Figure content listings:
______

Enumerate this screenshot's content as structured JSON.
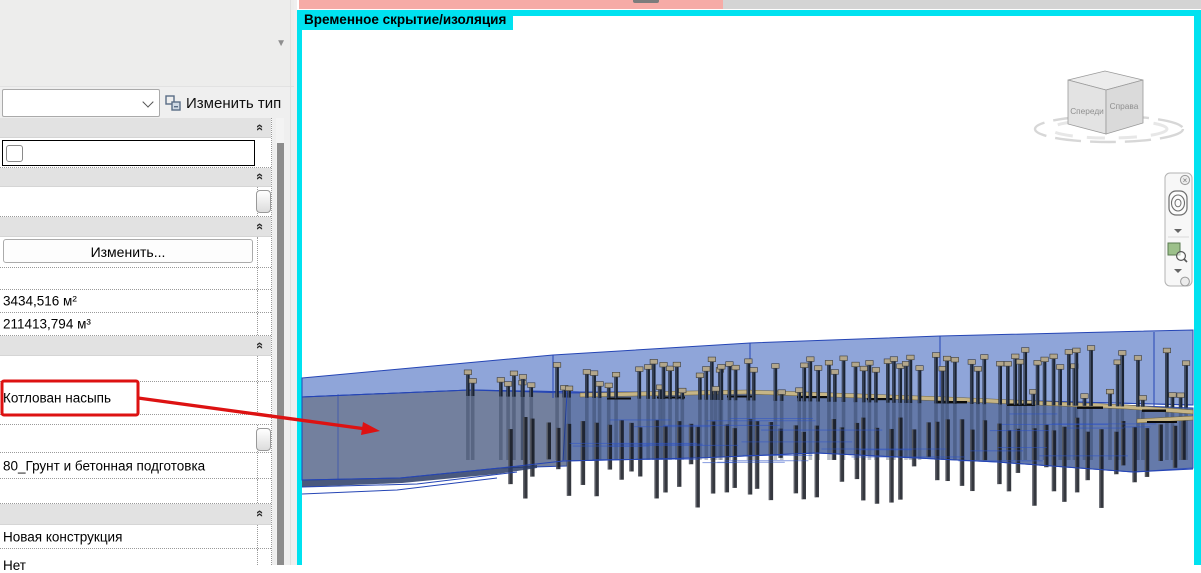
{
  "sidebar": {
    "edit_type_label": "Изменить тип",
    "edit_button_label": "Изменить...",
    "values": {
      "area": "3434,516 м²",
      "volume": "211413,794 м³",
      "excavation": "Котлован насыпь",
      "material": "80_Грунт и бетонная подготовка",
      "phase": "Новая конструкция",
      "demolished": "Нет"
    }
  },
  "viewport": {
    "banner": "Временное скрытие/изоляция",
    "viewcube": {
      "front_label": "Спереди",
      "right_label": "Справа"
    }
  },
  "colors": {
    "isolate_cyan": "#00e2f0",
    "strip_pink": "#f6aba6",
    "strip_gray": "#d4d4d4",
    "annotation_red": "#dd1212",
    "model_top": "#8fa5d9",
    "model_front": "#73809e",
    "model_interior": "#5d73a6",
    "model_edge": "#2545b5",
    "pile_dark": "#1b2433",
    "pile_cap": "#b3a78c",
    "road_tan": "#c6b586"
  },
  "scene": {
    "seed_above": 7,
    "seed_below": 99,
    "seed_streaks": 5,
    "pile_clusters": 26,
    "piles_below": 58,
    "streaks": 30
  }
}
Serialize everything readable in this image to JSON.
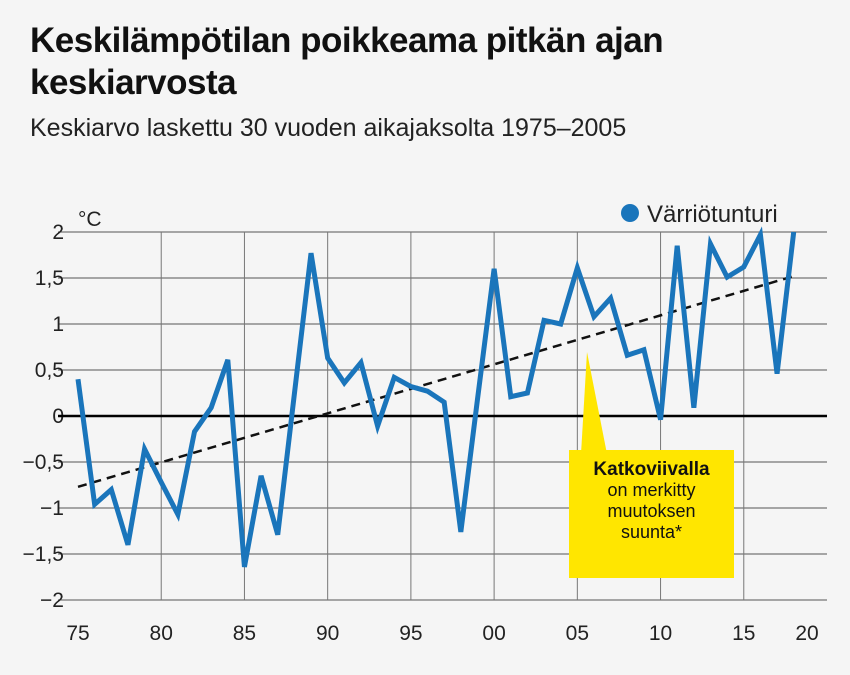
{
  "title": "Keskilämpötilan poikkeama pitkän ajan keskiarvosta",
  "subtitle": "Keskiarvo laskettu 30 vuoden aikajaksolta 1975–2005",
  "callout": {
    "bold": "Katkoviivalla",
    "text_lines": [
      "on merkitty",
      "muutoksen",
      "suunta*"
    ]
  },
  "colors": {
    "series": "#1a75bb",
    "trend": "#111111",
    "callout": "#ffe600"
  },
  "chart_data": {
    "type": "line",
    "ylabel": "°C",
    "ylim": [
      -2,
      2
    ],
    "xlim": [
      1975,
      2020
    ],
    "grid": true,
    "legend_position": "top-right",
    "y_ticks": [
      {
        "v": 2,
        "label": "2"
      },
      {
        "v": 1.5,
        "label": "1,5"
      },
      {
        "v": 1,
        "label": "1"
      },
      {
        "v": 0.5,
        "label": "0,5"
      },
      {
        "v": 0,
        "label": "0"
      },
      {
        "v": -0.5,
        "label": "−0,5"
      },
      {
        "v": -1,
        "label": "−1"
      },
      {
        "v": -1.5,
        "label": "−1,5"
      },
      {
        "v": -2,
        "label": "−2"
      }
    ],
    "x_ticks": [
      {
        "v": 1975,
        "label": "75"
      },
      {
        "v": 1980,
        "label": "80"
      },
      {
        "v": 1985,
        "label": "85"
      },
      {
        "v": 1990,
        "label": "90"
      },
      {
        "v": 1995,
        "label": "95"
      },
      {
        "v": 2000,
        "label": "00"
      },
      {
        "v": 2005,
        "label": "05"
      },
      {
        "v": 2010,
        "label": "10"
      },
      {
        "v": 2015,
        "label": "15"
      },
      {
        "v": 2020,
        "label": "20"
      }
    ],
    "series": [
      {
        "name": "Värriötunturi",
        "x": [
          1975,
          1976,
          1977,
          1978,
          1979,
          1980,
          1981,
          1982,
          1983,
          1984,
          1985,
          1986,
          1987,
          1988,
          1989,
          1990,
          1991,
          1992,
          1993,
          1994,
          1995,
          1996,
          1997,
          1998,
          1999,
          2000,
          2001,
          2002,
          2003,
          2004,
          2005,
          2006,
          2007,
          2008,
          2009,
          2010,
          2011,
          2012,
          2013,
          2014,
          2015,
          2016,
          2017,
          2018
        ],
        "values": [
          0.4,
          -0.96,
          -0.8,
          -1.4,
          -0.36,
          -0.72,
          -1.07,
          -0.17,
          0.09,
          0.61,
          -1.64,
          -0.65,
          -1.29,
          0.24,
          1.77,
          0.63,
          0.36,
          0.58,
          -0.11,
          0.42,
          0.32,
          0.27,
          0.15,
          -1.26,
          0.18,
          1.6,
          0.21,
          0.25,
          1.04,
          1.0,
          1.61,
          1.08,
          1.28,
          0.66,
          0.72,
          -0.04,
          1.85,
          0.09,
          1.87,
          1.51,
          1.62,
          1.97,
          0.46,
          2.0
        ]
      }
    ],
    "trend": {
      "x": [
        1975,
        2018
      ],
      "values": [
        -0.77,
        1.52
      ],
      "style": "dashed"
    }
  }
}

______

**Request:**
Quote the records in full and exactly; skip any image.

**Complete response:**
Enumerate this screenshot's content as structured JSON.
{
  "sidebar": {
    "edit_type_label": "Изменить тип",
    "edit_button_label": "Изменить...",
    "values": {
      "area": "3434,516 м²",
      "volume": "211413,794 м³",
      "excavation": "Котлован насыпь",
      "material": "80_Грунт и бетонная подготовка",
      "phase": "Новая конструкция",
      "demolished": "Нет"
    }
  },
  "viewport": {
    "banner": "Временное скрытие/изоляция",
    "viewcube": {
      "front_label": "Спереди",
      "right_label": "Справа"
    }
  },
  "colors": {
    "isolate_cyan": "#00e2f0",
    "strip_pink": "#f6aba6",
    "strip_gray": "#d4d4d4",
    "annotation_red": "#dd1212",
    "model_top": "#8fa5d9",
    "model_front": "#73809e",
    "model_interior": "#5d73a6",
    "model_edge": "#2545b5",
    "pile_dark": "#1b2433",
    "pile_cap": "#b3a78c",
    "road_tan": "#c6b586"
  },
  "scene": {
    "seed_above": 7,
    "seed_below": 99,
    "seed_streaks": 5,
    "pile_clusters": 26,
    "piles_below": 58,
    "streaks": 30
  }
}
Serialize everything readable in this image to JSON.
{
  "title": "Keskilämpötilan poikkeama pitkän ajan keskiarvosta",
  "subtitle": "Keskiarvo laskettu 30 vuoden aikajaksolta 1975–2005",
  "callout": {
    "bold": "Katkoviivalla",
    "text_lines": [
      "on merkitty",
      "muutoksen",
      "suunta*"
    ]
  },
  "colors": {
    "series": "#1a75bb",
    "trend": "#111111",
    "callout": "#ffe600"
  },
  "chart_data": {
    "type": "line",
    "ylabel": "°C",
    "ylim": [
      -2,
      2
    ],
    "xlim": [
      1975,
      2020
    ],
    "grid": true,
    "legend_position": "top-right",
    "y_ticks": [
      {
        "v": 2,
        "label": "2"
      },
      {
        "v": 1.5,
        "label": "1,5"
      },
      {
        "v": 1,
        "label": "1"
      },
      {
        "v": 0.5,
        "label": "0,5"
      },
      {
        "v": 0,
        "label": "0"
      },
      {
        "v": -0.5,
        "label": "−0,5"
      },
      {
        "v": -1,
        "label": "−1"
      },
      {
        "v": -1.5,
        "label": "−1,5"
      },
      {
        "v": -2,
        "label": "−2"
      }
    ],
    "x_ticks": [
      {
        "v": 1975,
        "label": "75"
      },
      {
        "v": 1980,
        "label": "80"
      },
      {
        "v": 1985,
        "label": "85"
      },
      {
        "v": 1990,
        "label": "90"
      },
      {
        "v": 1995,
        "label": "95"
      },
      {
        "v": 2000,
        "label": "00"
      },
      {
        "v": 2005,
        "label": "05"
      },
      {
        "v": 2010,
        "label": "10"
      },
      {
        "v": 2015,
        "label": "15"
      },
      {
        "v": 2020,
        "label": "20"
      }
    ],
    "series": [
      {
        "name": "Värriötunturi",
        "x": [
          1975,
          1976,
          1977,
          1978,
          1979,
          1980,
          1981,
          1982,
          1983,
          1984,
          1985,
          1986,
          1987,
          1988,
          1989,
          1990,
          1991,
          1992,
          1993,
          1994,
          1995,
          1996,
          1997,
          1998,
          1999,
          2000,
          2001,
          2002,
          2003,
          2004,
          2005,
          2006,
          2007,
          2008,
          2009,
          2010,
          2011,
          2012,
          2013,
          2014,
          2015,
          2016,
          2017,
          2018
        ],
        "values": [
          0.4,
          -0.96,
          -0.8,
          -1.4,
          -0.36,
          -0.72,
          -1.07,
          -0.17,
          0.09,
          0.61,
          -1.64,
          -0.65,
          -1.29,
          0.24,
          1.77,
          0.63,
          0.36,
          0.58,
          -0.11,
          0.42,
          0.32,
          0.27,
          0.15,
          -1.26,
          0.18,
          1.6,
          0.21,
          0.25,
          1.04,
          1.0,
          1.61,
          1.08,
          1.28,
          0.66,
          0.72,
          -0.04,
          1.85,
          0.09,
          1.87,
          1.51,
          1.62,
          1.97,
          0.46,
          2.0
        ]
      }
    ],
    "trend": {
      "x": [
        1975,
        2018
      ],
      "values": [
        -0.77,
        1.52
      ],
      "style": "dashed"
    }
  }
}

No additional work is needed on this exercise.